begin Supplied data

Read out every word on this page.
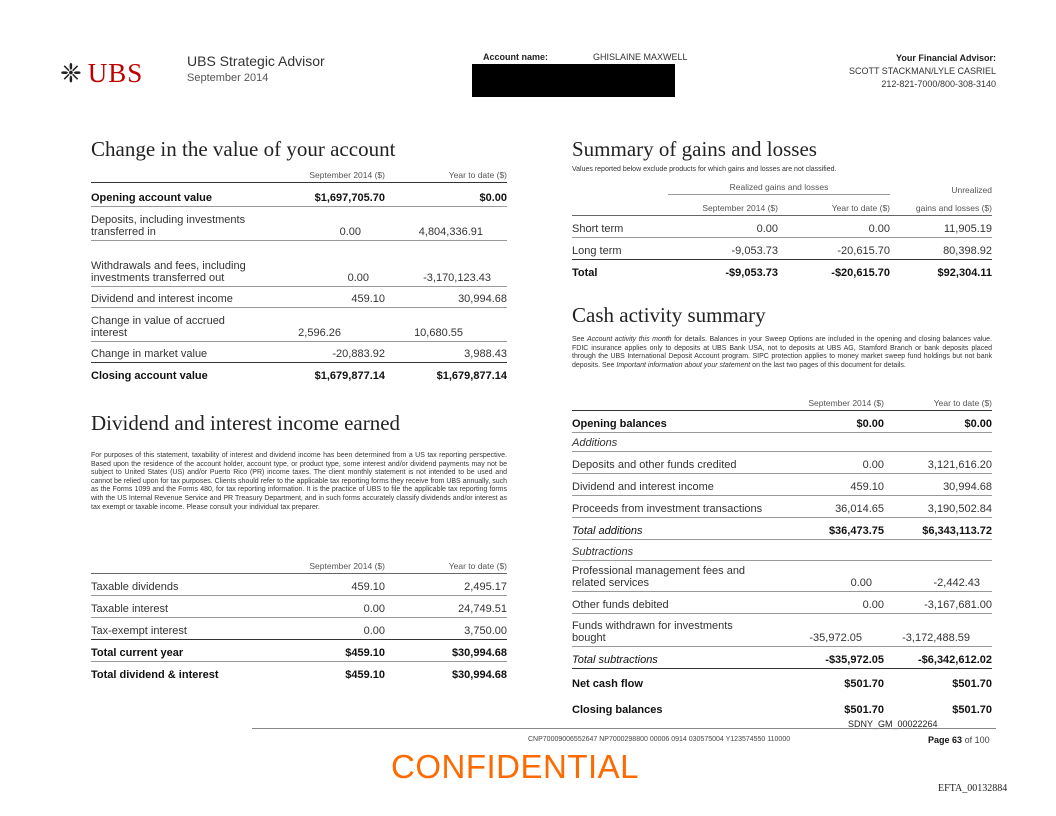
❈ UBS	UBS Strategic Advisor
September 2014
Account name:	GHISLAINE MAXWELL	Your Financial Advisor:
SCOTT STACKMAN/LYLE CASRIEL
212-821-7000/800-308-3140
Change in the value of your account
September 2014 ($)	Year to date ($)
Opening account value	$1,697,705.70	$0.00
Deposits, including investments transferred in	0.00	4,804,336.91
Withdrawals and fees, including investments transferred out	0.00	-3,170,123.43
Dividend and interest income	459.10	30,994.68
Change in value of accrued interest	2,596.26	10,680.55
Change in market value	-20,883.92	3,988.43
Closing account value	$1,679,877.14	$1,679,877.14
Dividend and interest income earned
For purposes of this statement, taxability of interest and dividend income has been determined from a US tax reporting perspective. Based upon the residence of the account holder, account type, or product type, some interest and/or dividend payments may not be subject to United States (US) and/or Puerto Rico (PR) income taxes. The client monthly statement is not intended to be used and cannot be relied upon for tax purposes. Clients should refer to the applicable tax reporting forms they receive from UBS annually, such as the Forms 1099 and the Forms 480, for tax reporting information. It is the practice of UBS to file the applicable tax reporting forms with the US Internal Revenue Service and PR Treasury Department, and in such forms accurately classify dividends and/or interest as tax exempt or taxable income. Please consult your individual tax preparer.
September 2014 ($)	Year to date ($)
Taxable dividends	459.10	2,495.17
Taxable interest	0.00	24,749.51
Tax-exempt interest	0.00	3,750.00
Total current year	$459.10	$30,994.68
Total dividend & interest	$459.10	$30,994.68
Summary of gains and losses
Values reported below exclude products for which gains and losses are not classified.
Realized gains and losses	Unrealized
September 2014 ($)	Year to date ($)	gains and losses ($)
Short term	0.00	0.00	11,905.19
Long term	-9,053.73	-20,615.70	80,398.92
Total	-$9,053.73	-$20,615.70	$92,304.11
Cash activity summary
See Account activity this month for details. Balances in your Sweep Options are included in the opening and closing balances value. FDIC insurance applies only to deposits at UBS Bank USA, not to deposits at UBS AG, Stamford Branch or bank deposits placed through the UBS International Deposit Account program. SIPC protection applies to money market sweep fund holdings but not bank deposits. See Important information about your statement on the last two pages of this document for details.
September 2014 ($)	Year to date ($)
Opening balances	$0.00	$0.00
Additions
Deposits and other funds credited	0.00	3,121,616.20
Dividend and interest income	459.10	30,994.68
Proceeds from investment transactions	36,014.65	3,190,502.84
Total additions	$36,473.75	$6,343,113.72
Subtractions
Professional management fees and related services	0.00	-2,442.43
Other funds debited	0.00	-3,167,681.00
Funds withdrawn for investments bought	-35,972.05	-3,172,488.59
Total subtractions	-$35,972.05	-$6,342,612.02
Net cash flow	$501.70	$501.70
Closing balances	$501.70	$501.70
SDNY_GM_00022264
CNP70009006552647 NP7000298800 00006 0914 030575004 Y123574550 110000	Page 63 of 100
CONFIDENTIAL
EFTA_00132884
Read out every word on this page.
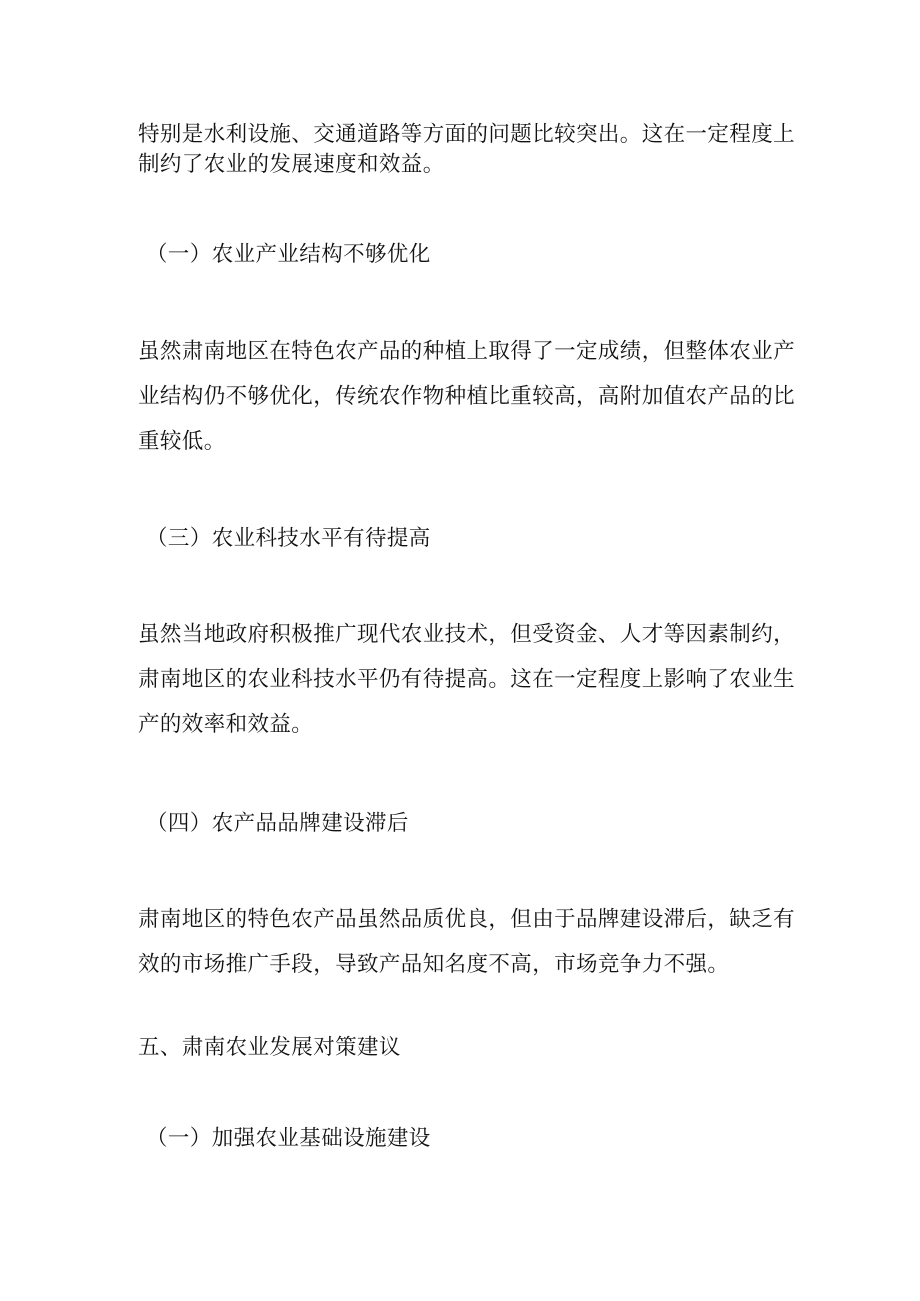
特别是水利设施、交通道路等方面的问题比较突出。这在一定程度上
制约了农业的发展速度和效益。
（一）农业产业结构不够优化
虽然肃南地区在特色农产品的种植上取得了一定成绩，但整体农业产
业结构仍不够优化，传统农作物种植比重较高，高附加值农产品的比
重较低。
（三）农业科技水平有待提高
虽然当地政府积极推广现代农业技术，但受资金、人才等因素制约，
肃南地区的农业科技水平仍有待提高。这在一定程度上影响了农业生
产的效率和效益。
（四）农产品品牌建设滞后
肃南地区的特色农产品虽然品质优良，但由于品牌建设滞后，缺乏有
效的市场推广手段，导致产品知名度不高，市场竞争力不强。
五、肃南农业发展对策建议
（一）加强农业基础设施建设
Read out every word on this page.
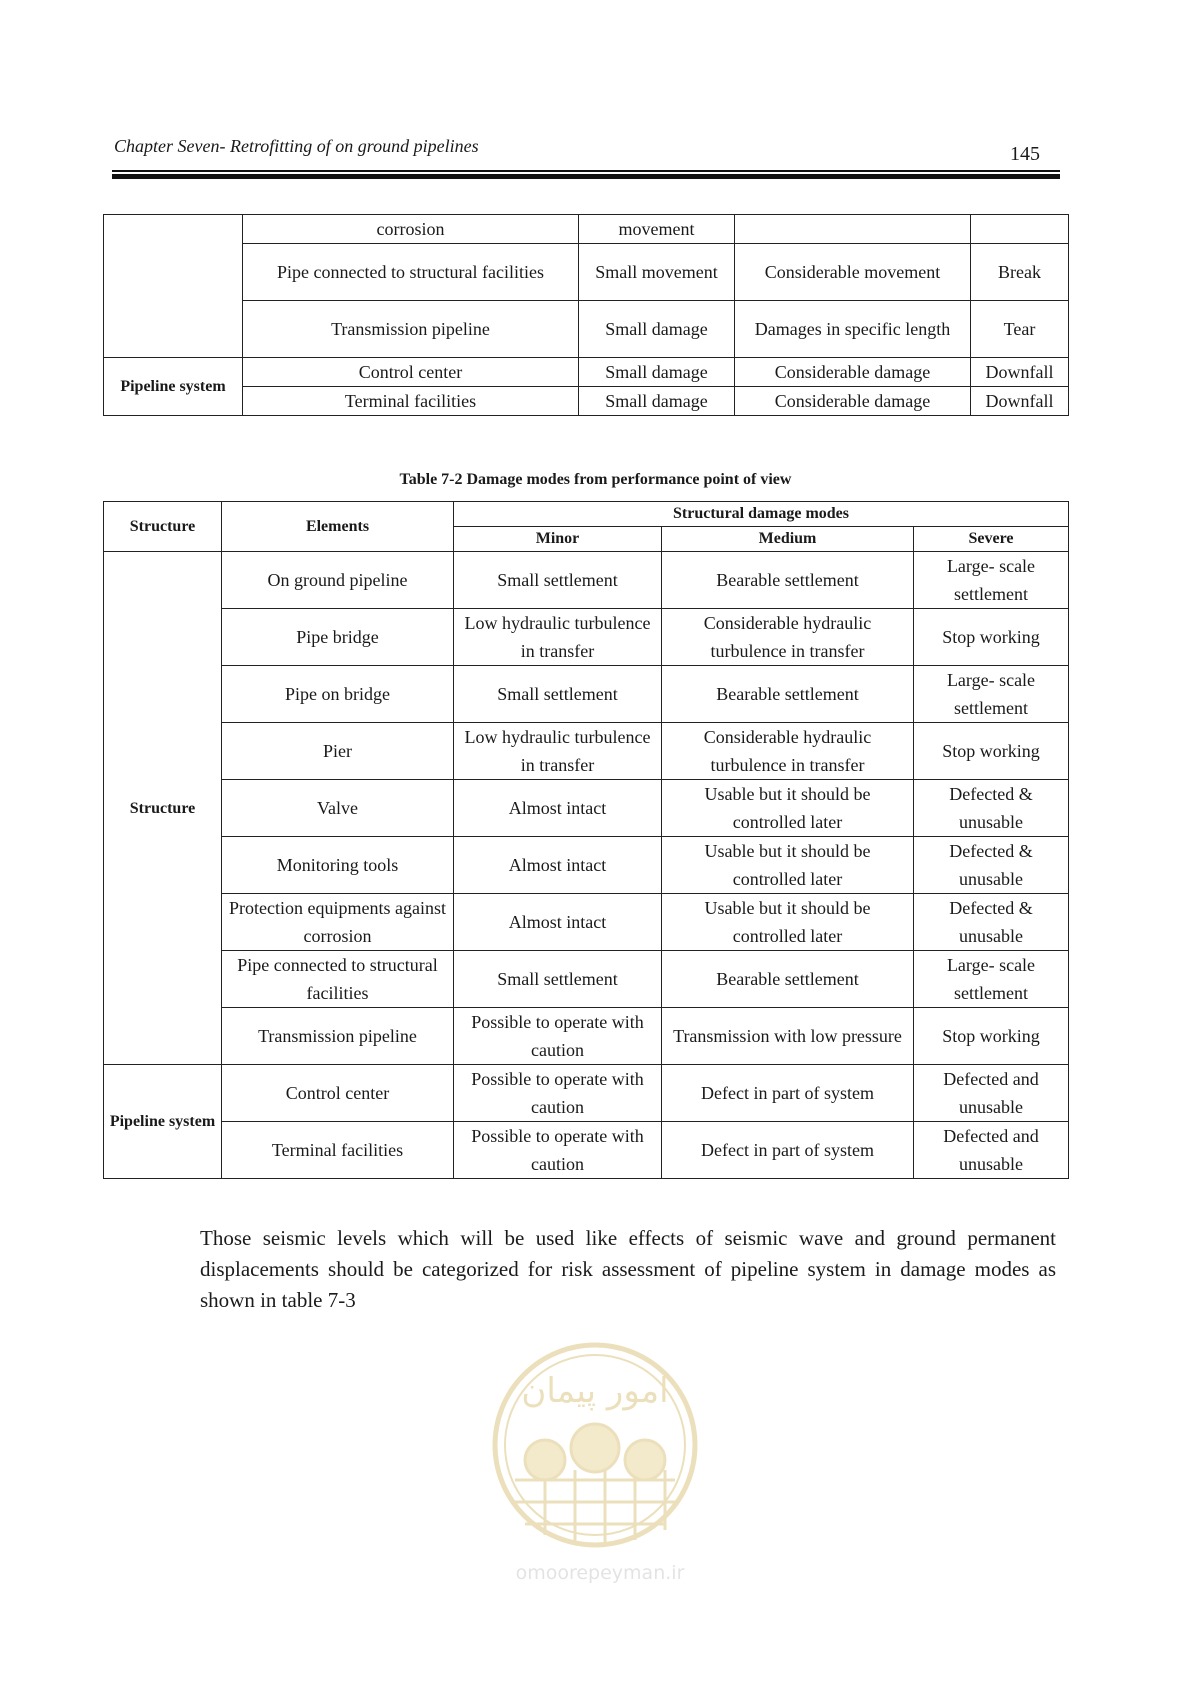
Chapter Seven- Retrofitting of on ground pipelines	145
	corrosion	movement		
	Pipe connected to structural facilities	Small movement	Considerable movement	Break
	Transmission pipeline	Small damage	Damages in specific length	Tear
Pipeline system	Control center	Small damage	Considerable damage	Downfall
	Terminal facilities	Small damage	Considerable damage	Downfall
Table 7-2 Damage modes from performance point of view
Structure	Elements	Structural damage modes		
		Minor	Medium	Severe
Structure	On ground pipeline	Small settlement	Bearable settlement	Large- scale settlement
	Pipe bridge	Low hydraulic turbulence in transfer	Considerable hydraulic turbulence in transfer	Stop working
	Pipe on bridge	Small settlement	Bearable settlement	Large- scale settlement
	Pier	Low hydraulic turbulence in transfer	Considerable hydraulic turbulence in transfer	Stop working
	Valve	Almost intact	Usable but it should be controlled later	Defected & unusable
	Monitoring tools	Almost intact	Usable but it should be controlled later	Defected & unusable
	Protection equipments against corrosion	Almost intact	Usable but it should be controlled later	Defected & unusable
	Pipe connected to structural facilities	Small settlement	Bearable settlement	Large- scale settlement
	Transmission pipeline	Possible to operate with caution	Transmission with low pressure	Stop working
Pipeline system	Control center	Possible to operate with caution	Defect in part of system	Defected and unusable
	Terminal facilities	Possible to operate with caution	Defect in part of system	Defected and unusable

Those seismic levels which will be used like effects of seismic wave and ground permanent displacements should be categorized for risk assessment of pipeline system in damage modes as shown in table 7-3

امور پیمان
omoorepeyman.ir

end Supplied data

List each line of the entries that holds the string "intact".

	Valve	Almost intact	Usable but it should be controlled later	Defected & unusable
	Monitoring tools	Almost intact	Usable but it should be controlled later	Defected & unusable
	Protection equipments against corrosion	Almost intact	Usable but it should be controlled later	Defected & unusable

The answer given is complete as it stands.